==== Information shown
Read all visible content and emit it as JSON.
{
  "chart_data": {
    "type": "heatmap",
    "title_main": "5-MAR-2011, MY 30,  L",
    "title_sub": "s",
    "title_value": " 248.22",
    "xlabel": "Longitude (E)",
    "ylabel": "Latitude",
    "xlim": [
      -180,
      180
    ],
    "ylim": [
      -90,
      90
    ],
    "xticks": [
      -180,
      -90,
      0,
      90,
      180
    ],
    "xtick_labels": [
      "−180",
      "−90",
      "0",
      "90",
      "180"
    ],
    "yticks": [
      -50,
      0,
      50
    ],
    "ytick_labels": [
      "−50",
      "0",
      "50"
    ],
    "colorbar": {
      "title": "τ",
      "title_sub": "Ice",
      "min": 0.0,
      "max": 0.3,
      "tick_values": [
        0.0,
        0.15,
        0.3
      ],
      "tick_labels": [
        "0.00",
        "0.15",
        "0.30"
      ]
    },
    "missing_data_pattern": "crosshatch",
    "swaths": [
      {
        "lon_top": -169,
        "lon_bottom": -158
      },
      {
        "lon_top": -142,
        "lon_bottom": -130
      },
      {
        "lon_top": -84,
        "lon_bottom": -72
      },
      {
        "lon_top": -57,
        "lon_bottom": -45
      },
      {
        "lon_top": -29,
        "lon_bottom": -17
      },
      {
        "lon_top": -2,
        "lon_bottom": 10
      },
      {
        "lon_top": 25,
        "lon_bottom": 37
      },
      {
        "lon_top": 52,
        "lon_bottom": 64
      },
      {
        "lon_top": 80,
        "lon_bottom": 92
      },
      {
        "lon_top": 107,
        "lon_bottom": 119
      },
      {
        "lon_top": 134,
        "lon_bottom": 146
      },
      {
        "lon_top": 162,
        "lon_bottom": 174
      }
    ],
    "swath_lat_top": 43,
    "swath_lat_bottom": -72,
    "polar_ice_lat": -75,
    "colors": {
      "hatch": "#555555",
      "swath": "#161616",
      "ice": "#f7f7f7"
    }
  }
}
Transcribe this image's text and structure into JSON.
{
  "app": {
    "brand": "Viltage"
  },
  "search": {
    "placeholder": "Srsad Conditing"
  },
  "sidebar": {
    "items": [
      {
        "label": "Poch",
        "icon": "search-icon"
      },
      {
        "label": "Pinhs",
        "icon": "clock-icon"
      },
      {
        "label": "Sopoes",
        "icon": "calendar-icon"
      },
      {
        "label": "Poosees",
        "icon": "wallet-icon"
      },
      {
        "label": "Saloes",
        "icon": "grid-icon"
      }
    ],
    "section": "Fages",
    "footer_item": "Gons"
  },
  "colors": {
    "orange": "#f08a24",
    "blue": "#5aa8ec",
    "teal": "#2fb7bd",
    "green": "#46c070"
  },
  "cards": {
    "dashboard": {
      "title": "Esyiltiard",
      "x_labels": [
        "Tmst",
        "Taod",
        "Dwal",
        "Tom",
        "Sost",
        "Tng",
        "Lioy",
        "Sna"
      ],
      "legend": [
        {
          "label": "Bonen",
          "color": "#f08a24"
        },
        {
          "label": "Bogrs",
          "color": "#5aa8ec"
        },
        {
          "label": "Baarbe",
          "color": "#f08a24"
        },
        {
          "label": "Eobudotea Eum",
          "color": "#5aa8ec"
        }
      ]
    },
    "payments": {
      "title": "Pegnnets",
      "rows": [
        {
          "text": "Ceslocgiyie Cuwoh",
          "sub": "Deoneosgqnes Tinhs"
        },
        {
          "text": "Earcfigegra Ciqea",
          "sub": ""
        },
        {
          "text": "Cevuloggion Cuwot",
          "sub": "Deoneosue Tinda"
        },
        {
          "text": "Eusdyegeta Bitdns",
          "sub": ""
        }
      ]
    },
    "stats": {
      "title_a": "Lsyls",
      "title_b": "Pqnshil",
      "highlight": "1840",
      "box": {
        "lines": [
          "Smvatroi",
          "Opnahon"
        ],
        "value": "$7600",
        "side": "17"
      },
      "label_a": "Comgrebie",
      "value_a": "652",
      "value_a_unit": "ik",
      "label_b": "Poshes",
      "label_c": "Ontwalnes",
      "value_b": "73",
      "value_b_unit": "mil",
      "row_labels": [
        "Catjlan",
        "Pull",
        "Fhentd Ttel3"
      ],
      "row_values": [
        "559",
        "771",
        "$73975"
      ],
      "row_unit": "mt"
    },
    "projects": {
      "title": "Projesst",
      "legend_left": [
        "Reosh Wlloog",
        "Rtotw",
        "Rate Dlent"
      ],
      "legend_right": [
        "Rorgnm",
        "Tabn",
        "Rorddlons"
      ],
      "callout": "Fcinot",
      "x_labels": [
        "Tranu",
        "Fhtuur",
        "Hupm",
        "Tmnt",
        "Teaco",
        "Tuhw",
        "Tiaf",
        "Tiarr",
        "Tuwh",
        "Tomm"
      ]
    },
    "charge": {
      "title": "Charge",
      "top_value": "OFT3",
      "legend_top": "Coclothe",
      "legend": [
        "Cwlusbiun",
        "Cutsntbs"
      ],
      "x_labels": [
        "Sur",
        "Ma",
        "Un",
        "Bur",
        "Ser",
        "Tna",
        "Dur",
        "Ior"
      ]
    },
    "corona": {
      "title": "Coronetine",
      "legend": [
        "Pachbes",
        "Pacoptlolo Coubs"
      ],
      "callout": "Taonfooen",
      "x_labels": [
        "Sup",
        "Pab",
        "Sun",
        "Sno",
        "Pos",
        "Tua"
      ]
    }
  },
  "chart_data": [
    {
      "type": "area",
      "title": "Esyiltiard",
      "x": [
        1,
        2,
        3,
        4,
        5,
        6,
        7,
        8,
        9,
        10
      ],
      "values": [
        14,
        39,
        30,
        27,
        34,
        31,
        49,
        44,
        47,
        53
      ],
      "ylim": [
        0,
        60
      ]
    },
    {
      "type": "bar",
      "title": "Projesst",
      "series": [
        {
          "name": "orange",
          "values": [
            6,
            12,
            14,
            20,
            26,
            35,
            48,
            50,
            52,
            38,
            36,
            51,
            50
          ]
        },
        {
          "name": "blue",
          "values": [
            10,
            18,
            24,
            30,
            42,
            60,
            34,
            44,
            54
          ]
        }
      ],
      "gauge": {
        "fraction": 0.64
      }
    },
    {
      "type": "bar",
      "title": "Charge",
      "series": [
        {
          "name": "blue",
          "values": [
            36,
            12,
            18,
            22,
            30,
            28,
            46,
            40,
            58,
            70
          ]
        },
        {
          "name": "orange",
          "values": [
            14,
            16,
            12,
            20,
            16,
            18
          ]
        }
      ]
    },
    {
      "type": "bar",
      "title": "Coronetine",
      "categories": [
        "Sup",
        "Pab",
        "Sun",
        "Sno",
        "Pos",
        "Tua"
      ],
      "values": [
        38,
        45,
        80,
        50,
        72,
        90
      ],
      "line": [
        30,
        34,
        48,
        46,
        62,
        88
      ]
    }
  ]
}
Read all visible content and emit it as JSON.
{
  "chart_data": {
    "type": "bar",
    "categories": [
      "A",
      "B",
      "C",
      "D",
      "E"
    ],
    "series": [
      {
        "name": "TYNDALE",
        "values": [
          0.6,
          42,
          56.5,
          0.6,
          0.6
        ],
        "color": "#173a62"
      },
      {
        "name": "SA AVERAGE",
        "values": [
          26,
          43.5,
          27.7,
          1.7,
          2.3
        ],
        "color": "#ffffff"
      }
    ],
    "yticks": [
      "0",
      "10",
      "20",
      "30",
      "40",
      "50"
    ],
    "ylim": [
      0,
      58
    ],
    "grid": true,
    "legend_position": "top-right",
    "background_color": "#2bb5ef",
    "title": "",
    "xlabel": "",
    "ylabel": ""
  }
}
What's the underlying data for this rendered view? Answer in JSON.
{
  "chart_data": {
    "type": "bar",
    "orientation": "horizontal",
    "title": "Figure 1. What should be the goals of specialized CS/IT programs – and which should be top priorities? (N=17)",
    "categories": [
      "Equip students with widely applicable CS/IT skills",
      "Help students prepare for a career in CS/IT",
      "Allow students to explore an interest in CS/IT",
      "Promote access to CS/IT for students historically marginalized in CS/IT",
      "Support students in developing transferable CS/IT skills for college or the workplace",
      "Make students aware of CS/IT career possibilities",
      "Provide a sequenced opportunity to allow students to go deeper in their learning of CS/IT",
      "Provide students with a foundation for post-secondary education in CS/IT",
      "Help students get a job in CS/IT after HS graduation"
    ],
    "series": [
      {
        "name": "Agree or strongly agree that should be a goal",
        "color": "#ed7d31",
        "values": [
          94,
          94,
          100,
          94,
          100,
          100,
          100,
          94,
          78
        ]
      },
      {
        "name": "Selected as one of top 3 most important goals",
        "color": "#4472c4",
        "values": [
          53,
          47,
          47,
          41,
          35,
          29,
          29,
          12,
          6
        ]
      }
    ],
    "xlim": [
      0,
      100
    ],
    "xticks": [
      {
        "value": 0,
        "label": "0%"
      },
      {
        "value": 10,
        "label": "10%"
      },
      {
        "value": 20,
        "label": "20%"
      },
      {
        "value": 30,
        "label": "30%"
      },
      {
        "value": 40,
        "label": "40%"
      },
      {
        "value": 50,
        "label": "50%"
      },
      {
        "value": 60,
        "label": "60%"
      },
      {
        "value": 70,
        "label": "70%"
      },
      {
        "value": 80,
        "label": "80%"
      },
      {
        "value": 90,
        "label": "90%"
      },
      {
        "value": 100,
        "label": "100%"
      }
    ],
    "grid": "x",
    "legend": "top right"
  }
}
========
Task to carry out>
In the listing, find every line containing the word "name" and list it.

Task answer>
          "name": "orange",
          "name": "blue",
          "name": "blue",
          "name": "orange",
        "name": "TYNDALE",
        "name": "SA AVERAGE",
        "name": "Agree or strongly agree that should be a goal",
        "name": "Selected as one of top 3 most important goals",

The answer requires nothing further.